Stated goal |
Rewrite the lines below with every "y-tick-label" swapped for "y-axis-tick" and everything else left unchanged.

Saved data entries |
______
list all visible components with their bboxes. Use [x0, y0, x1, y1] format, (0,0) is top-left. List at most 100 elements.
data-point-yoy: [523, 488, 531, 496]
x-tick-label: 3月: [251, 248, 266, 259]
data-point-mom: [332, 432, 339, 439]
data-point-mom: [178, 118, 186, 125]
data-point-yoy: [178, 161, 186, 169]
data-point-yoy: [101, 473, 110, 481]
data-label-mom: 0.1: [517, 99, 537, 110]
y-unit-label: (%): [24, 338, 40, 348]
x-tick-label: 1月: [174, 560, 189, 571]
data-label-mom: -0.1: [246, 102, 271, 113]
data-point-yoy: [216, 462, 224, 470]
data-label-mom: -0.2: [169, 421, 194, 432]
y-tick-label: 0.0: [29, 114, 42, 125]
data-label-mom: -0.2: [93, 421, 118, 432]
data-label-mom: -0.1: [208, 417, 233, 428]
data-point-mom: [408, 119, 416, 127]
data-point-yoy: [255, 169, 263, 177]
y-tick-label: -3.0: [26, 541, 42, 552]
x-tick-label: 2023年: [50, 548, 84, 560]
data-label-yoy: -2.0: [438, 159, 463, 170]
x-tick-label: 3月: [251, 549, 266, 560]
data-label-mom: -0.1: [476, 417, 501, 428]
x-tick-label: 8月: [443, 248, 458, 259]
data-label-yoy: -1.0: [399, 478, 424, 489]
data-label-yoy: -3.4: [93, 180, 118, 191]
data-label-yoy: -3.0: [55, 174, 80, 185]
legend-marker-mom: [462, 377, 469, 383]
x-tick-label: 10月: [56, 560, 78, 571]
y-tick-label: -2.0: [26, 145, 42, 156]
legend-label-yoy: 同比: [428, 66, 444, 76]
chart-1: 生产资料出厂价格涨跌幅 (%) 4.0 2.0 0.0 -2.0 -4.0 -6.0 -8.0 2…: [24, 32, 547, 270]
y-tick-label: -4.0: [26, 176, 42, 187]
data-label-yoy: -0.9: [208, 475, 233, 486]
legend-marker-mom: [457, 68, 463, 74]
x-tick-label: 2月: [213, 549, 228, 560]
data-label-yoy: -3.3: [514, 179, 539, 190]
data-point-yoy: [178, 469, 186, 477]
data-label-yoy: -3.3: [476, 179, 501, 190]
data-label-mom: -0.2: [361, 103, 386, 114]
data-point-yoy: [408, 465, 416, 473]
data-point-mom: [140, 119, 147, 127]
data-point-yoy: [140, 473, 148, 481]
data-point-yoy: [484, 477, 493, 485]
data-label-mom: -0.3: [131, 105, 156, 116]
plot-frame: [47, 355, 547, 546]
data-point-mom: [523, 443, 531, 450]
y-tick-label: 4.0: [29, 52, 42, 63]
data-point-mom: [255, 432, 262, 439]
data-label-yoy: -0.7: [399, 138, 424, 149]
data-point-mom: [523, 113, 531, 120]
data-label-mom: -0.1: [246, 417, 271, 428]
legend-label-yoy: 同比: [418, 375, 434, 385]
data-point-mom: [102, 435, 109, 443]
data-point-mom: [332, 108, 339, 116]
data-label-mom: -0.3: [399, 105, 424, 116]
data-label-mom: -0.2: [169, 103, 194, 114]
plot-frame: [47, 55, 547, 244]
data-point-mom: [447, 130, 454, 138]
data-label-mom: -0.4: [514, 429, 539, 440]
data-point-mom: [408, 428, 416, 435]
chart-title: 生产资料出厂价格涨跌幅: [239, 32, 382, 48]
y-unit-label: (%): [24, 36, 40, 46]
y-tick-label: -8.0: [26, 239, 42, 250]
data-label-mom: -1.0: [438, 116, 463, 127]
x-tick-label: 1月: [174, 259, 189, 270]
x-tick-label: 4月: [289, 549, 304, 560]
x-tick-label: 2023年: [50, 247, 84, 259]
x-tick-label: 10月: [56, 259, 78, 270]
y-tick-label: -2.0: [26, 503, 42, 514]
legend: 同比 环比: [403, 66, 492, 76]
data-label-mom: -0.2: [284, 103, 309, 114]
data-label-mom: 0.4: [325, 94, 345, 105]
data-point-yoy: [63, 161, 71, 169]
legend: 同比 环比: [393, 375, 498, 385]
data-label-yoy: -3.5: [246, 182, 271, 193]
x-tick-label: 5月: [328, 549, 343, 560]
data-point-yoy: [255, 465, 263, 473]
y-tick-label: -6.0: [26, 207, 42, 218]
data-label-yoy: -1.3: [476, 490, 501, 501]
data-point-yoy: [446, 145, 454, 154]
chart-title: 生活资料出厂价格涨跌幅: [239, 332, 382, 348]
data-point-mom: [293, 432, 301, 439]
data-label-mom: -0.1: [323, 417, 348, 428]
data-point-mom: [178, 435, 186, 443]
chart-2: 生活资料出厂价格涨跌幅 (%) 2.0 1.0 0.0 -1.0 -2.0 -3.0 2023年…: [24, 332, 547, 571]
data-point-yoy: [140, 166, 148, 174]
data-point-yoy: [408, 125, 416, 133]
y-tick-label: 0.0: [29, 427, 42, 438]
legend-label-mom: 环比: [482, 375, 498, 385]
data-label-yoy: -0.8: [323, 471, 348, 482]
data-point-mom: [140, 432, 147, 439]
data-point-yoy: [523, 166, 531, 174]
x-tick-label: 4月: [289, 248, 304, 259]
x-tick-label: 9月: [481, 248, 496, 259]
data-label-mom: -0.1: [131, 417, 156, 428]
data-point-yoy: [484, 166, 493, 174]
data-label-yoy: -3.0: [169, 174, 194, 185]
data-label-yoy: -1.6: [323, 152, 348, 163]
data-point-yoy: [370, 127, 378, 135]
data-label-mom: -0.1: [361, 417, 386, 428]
______
Exercise answer |
list all visible components with their bboxes. Use [x0, y0, x1, y1] format, (0,0) is top-left. List at most 100 elements.
data-point-yoy: [523, 488, 531, 496]
x-tick-label: 3月: [251, 248, 266, 259]
data-point-mom: [332, 432, 339, 439]
data-point-mom: [178, 118, 186, 125]
data-point-yoy: [178, 161, 186, 169]
data-point-yoy: [101, 473, 110, 481]
data-label-mom: 0.1: [517, 99, 537, 110]
y-unit-label: (%): [24, 338, 40, 348]
x-tick-label: 1月: [174, 560, 189, 571]
data-label-mom: -0.1: [246, 102, 271, 113]
data-point-yoy: [216, 462, 224, 470]
data-label-mom: -0.2: [169, 421, 194, 432]
y-axis-tick: 0.0: [29, 114, 42, 125]
data-label-mom: -0.2: [93, 421, 118, 432]
data-label-mom: -0.1: [208, 417, 233, 428]
data-point-mom: [408, 119, 416, 127]
data-point-yoy: [255, 169, 263, 177]
y-axis-tick: -3.0: [26, 541, 42, 552]
x-tick-label: 2023年: [50, 548, 84, 560]
data-label-yoy: -2.0: [438, 159, 463, 170]
x-tick-label: 3月: [251, 549, 266, 560]
data-label-mom: -0.1: [476, 417, 501, 428]
x-tick-label: 8月: [443, 248, 458, 259]
data-label-yoy: -1.0: [399, 478, 424, 489]
data-label-yoy: -3.4: [93, 180, 118, 191]
data-label-yoy: -3.0: [55, 174, 80, 185]
legend-marker-mom: [462, 377, 469, 383]
x-tick-label: 10月: [56, 560, 78, 571]
y-axis-tick: -2.0: [26, 145, 42, 156]
legend-label-yoy: 同比: [428, 66, 444, 76]
chart-1: 生产资料出厂价格涨跌幅 (%) 4.0 2.0 0.0 -2.0 -4.0 -6.0 -8.0 2…: [24, 32, 547, 270]
y-axis-tick: -4.0: [26, 176, 42, 187]
data-label-yoy: -0.9: [208, 475, 233, 486]
legend-marker-mom: [457, 68, 463, 74]
x-tick-label: 2月: [213, 549, 228, 560]
data-label-yoy: -3.3: [514, 179, 539, 190]
data-point-yoy: [178, 469, 186, 477]
data-label-yoy: -3.3: [476, 179, 501, 190]
data-label-mom: -0.2: [361, 103, 386, 114]
data-point-yoy: [408, 465, 416, 473]
data-point-mom: [140, 119, 147, 127]
data-point-yoy: [140, 473, 148, 481]
data-point-yoy: [484, 477, 493, 485]
data-label-mom: -0.3: [131, 105, 156, 116]
plot-frame: [47, 355, 547, 546]
data-point-mom: [523, 443, 531, 450]
y-axis-tick: 4.0: [29, 52, 42, 63]
data-point-mom: [255, 432, 262, 439]
data-label-yoy: -0.7: [399, 138, 424, 149]
data-point-mom: [523, 113, 531, 120]
data-label-mom: -0.1: [246, 417, 271, 428]
legend-label-yoy: 同比: [418, 375, 434, 385]
data-point-mom: [102, 435, 109, 443]
data-point-mom: [332, 108, 339, 116]
data-label-mom: -0.3: [399, 105, 424, 116]
data-label-mom: -0.2: [169, 103, 194, 114]
plot-frame: [47, 55, 547, 244]
data-point-mom: [447, 130, 454, 138]
data-label-mom: -0.4: [514, 429, 539, 440]
data-point-mom: [408, 428, 416, 435]
chart-title: 生产资料出厂价格涨跌幅: [239, 32, 382, 48]
y-unit-label: (%): [24, 36, 40, 46]
y-axis-tick: -8.0: [26, 239, 42, 250]
data-label-mom: -1.0: [438, 116, 463, 127]
x-tick-label: 1月: [174, 259, 189, 270]
x-tick-label: 4月: [289, 549, 304, 560]
x-tick-label: 2023年: [50, 247, 84, 259]
x-tick-label: 10月: [56, 259, 78, 270]
y-axis-tick: -2.0: [26, 503, 42, 514]
legend: 同比 环比: [403, 66, 492, 76]
data-label-mom: -0.2: [284, 103, 309, 114]
data-label-mom: 0.4: [325, 94, 345, 105]
data-point-yoy: [63, 161, 71, 169]
legend: 同比 环比: [393, 375, 498, 385]
data-label-yoy: -3.5: [246, 182, 271, 193]
x-tick-label: 5月: [328, 549, 343, 560]
data-point-yoy: [255, 465, 263, 473]
y-axis-tick: -6.0: [26, 207, 42, 218]
data-label-yoy: -1.3: [476, 490, 501, 501]
data-point-yoy: [446, 145, 454, 154]
chart-title: 生活资料出厂价格涨跌幅: [239, 332, 382, 348]
data-point-mom: [293, 432, 301, 439]
data-label-mom: -0.1: [323, 417, 348, 428]
data-point-mom: [178, 435, 186, 443]
chart-2: 生活资料出厂价格涨跌幅 (%) 2.0 1.0 0.0 -1.0 -2.0 -3.0 2023年…: [24, 332, 547, 571]
data-point-yoy: [140, 166, 148, 174]
data-point-yoy: [408, 125, 416, 133]
y-axis-tick: 0.0: [29, 427, 42, 438]
legend-label-mom: 环比: [482, 375, 498, 385]
data-label-yoy: -0.8: [323, 471, 348, 482]
data-point-mom: [140, 432, 147, 439]
data-point-yoy: [523, 166, 531, 174]
x-tick-label: 4月: [289, 248, 304, 259]
x-tick-label: 9月: [481, 248, 496, 259]
data-label-mom: -0.1: [131, 417, 156, 428]
data-point-yoy: [484, 166, 493, 174]
data-label-yoy: -3.0: [169, 174, 194, 185]
data-label-yoy: -1.6: [323, 152, 348, 163]
data-point-yoy: [370, 127, 378, 135]
data-label-mom: -0.1: [361, 417, 386, 428]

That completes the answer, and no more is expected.